● Brief
Search the listing below for the word "this" and copy each line that holds it.

● Entries supplied
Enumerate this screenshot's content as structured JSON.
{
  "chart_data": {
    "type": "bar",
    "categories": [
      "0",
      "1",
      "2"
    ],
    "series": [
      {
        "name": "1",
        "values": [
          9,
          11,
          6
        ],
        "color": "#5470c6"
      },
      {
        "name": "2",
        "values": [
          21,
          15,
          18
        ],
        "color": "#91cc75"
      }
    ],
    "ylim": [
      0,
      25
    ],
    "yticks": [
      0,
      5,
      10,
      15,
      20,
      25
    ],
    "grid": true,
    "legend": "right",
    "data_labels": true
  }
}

==

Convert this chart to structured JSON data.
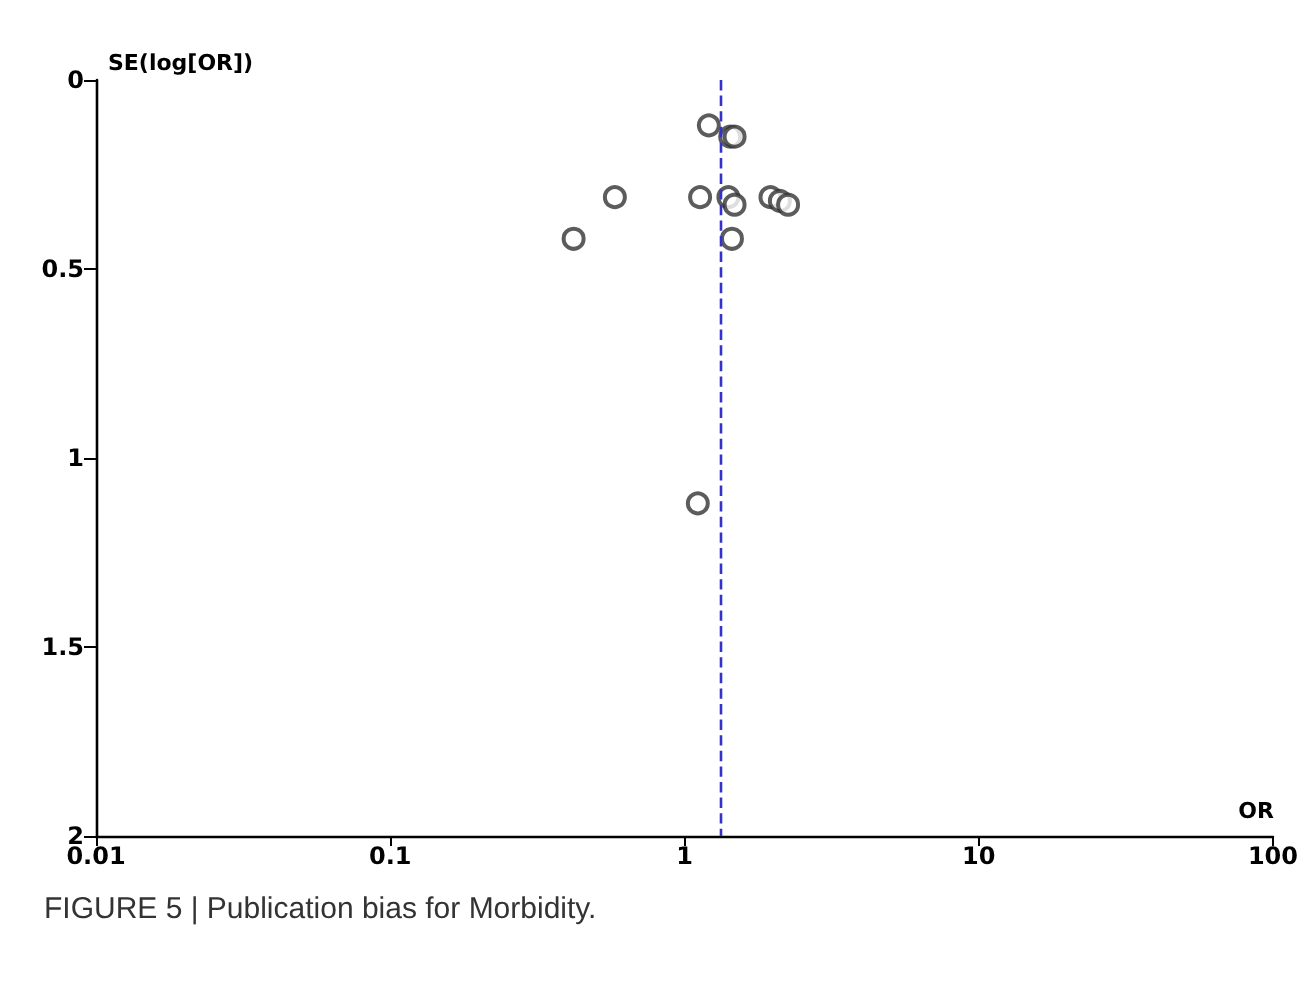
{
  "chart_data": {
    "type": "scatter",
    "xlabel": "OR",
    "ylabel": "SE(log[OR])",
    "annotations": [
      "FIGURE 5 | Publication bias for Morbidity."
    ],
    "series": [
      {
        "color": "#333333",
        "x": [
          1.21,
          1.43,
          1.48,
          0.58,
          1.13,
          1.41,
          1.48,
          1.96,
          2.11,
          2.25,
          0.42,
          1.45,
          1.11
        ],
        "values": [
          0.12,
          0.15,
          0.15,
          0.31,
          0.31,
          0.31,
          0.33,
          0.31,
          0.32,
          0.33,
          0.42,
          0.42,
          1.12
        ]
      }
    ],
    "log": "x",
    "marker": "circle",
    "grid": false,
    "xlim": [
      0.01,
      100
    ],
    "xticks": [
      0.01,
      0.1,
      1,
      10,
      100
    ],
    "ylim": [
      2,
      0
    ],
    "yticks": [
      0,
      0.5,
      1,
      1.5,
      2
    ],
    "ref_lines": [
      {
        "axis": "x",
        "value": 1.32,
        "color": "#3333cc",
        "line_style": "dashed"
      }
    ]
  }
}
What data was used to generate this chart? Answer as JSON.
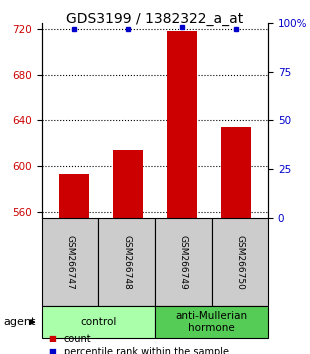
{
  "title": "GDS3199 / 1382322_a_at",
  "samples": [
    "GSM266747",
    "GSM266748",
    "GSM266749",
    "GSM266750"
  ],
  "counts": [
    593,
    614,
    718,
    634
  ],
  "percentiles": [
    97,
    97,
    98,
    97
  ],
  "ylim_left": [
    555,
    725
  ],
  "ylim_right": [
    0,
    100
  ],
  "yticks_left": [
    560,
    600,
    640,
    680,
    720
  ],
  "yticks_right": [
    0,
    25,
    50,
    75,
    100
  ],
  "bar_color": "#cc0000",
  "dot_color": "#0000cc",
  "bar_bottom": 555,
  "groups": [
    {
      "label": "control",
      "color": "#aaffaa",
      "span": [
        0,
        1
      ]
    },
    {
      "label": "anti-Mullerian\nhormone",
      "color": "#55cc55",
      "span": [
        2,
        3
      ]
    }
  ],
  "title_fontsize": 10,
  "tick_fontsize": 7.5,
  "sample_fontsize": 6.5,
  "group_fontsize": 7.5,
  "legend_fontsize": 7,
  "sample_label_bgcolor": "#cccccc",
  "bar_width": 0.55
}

* * *

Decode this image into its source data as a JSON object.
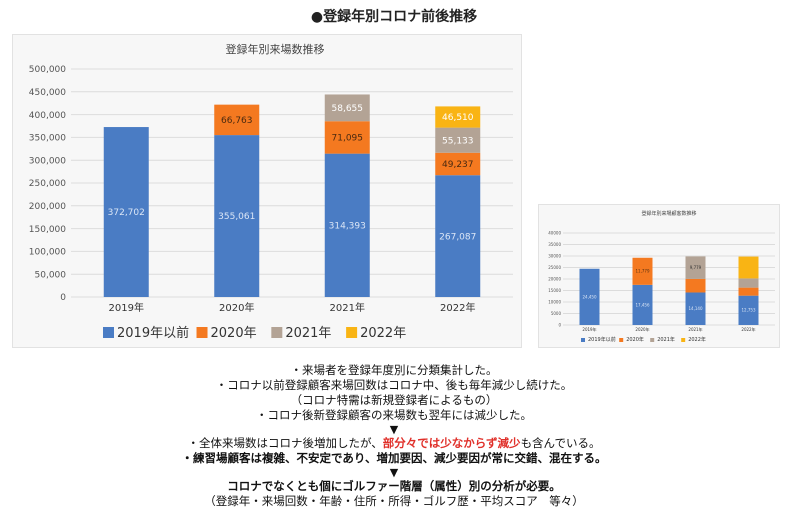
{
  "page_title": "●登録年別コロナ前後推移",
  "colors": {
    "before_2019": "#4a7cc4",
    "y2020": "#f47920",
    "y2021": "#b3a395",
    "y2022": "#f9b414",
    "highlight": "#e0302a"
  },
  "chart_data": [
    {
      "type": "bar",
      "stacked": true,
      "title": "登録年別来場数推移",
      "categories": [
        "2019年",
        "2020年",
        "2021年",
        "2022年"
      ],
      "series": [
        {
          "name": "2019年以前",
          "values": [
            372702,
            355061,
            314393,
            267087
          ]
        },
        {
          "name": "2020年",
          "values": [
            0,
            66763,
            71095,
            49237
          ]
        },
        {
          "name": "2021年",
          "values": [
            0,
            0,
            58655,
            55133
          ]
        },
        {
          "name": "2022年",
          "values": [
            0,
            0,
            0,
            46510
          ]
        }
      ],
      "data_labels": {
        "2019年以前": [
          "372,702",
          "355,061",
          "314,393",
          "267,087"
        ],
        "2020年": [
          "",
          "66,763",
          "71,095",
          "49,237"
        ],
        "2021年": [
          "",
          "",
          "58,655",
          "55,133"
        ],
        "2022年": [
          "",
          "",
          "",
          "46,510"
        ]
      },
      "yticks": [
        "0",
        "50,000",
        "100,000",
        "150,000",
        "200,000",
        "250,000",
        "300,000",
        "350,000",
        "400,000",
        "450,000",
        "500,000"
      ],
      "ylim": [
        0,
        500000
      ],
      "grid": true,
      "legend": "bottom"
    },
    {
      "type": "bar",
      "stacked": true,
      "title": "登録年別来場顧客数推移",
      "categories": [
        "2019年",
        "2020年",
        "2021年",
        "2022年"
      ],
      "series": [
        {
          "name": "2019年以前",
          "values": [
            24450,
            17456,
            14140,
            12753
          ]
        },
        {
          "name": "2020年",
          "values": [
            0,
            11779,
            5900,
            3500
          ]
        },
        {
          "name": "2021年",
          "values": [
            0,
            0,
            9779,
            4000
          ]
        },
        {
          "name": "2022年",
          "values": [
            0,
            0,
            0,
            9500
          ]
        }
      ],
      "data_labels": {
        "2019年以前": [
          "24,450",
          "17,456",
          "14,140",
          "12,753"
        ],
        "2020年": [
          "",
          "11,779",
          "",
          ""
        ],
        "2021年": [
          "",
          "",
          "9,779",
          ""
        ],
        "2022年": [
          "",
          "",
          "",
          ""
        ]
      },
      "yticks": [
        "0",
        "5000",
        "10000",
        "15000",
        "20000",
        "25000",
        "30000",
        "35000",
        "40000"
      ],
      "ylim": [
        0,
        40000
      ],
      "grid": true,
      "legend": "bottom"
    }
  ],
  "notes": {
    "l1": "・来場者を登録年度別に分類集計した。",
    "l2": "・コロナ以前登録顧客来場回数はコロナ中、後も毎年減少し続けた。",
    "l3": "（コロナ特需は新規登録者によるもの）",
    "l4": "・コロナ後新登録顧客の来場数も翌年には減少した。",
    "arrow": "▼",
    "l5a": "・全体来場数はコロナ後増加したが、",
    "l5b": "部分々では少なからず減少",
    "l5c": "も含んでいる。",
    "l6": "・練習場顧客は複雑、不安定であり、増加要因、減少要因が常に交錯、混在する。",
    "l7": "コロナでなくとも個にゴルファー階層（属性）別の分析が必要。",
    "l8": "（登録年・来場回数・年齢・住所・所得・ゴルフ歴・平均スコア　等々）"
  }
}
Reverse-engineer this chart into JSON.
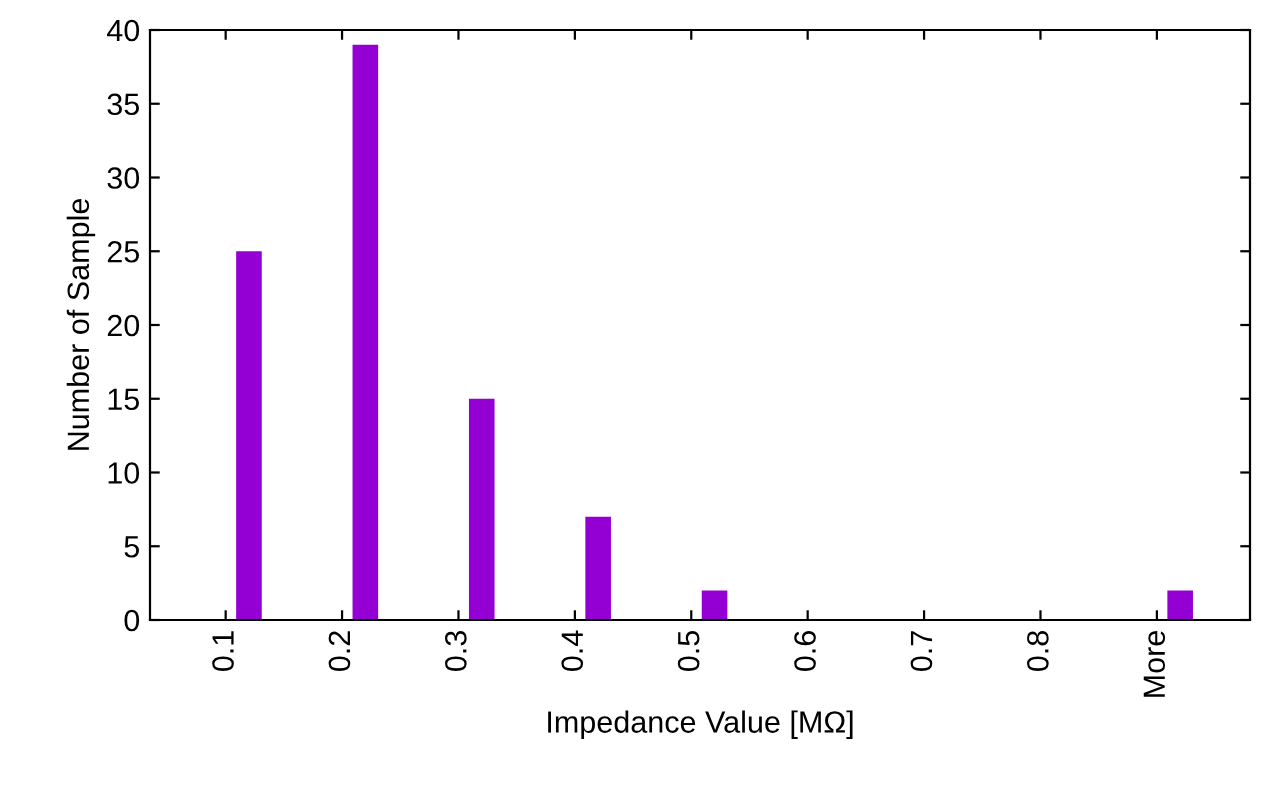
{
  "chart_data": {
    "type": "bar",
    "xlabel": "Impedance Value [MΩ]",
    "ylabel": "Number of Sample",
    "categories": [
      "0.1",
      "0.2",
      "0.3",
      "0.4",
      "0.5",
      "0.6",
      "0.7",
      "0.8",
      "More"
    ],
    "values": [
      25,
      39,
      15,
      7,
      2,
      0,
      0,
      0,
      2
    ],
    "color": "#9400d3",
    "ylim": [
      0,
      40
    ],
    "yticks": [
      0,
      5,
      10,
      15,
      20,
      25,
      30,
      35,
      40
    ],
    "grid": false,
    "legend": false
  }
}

● Completed task
Enumerate this screenshot's content as structured JSON.
Convert this chart to structured JSON data.
What data was used to generate this chart? Answer as JSON.
Decode this image into its source data as a JSON object.
Reverse-engineer this chart into JSON.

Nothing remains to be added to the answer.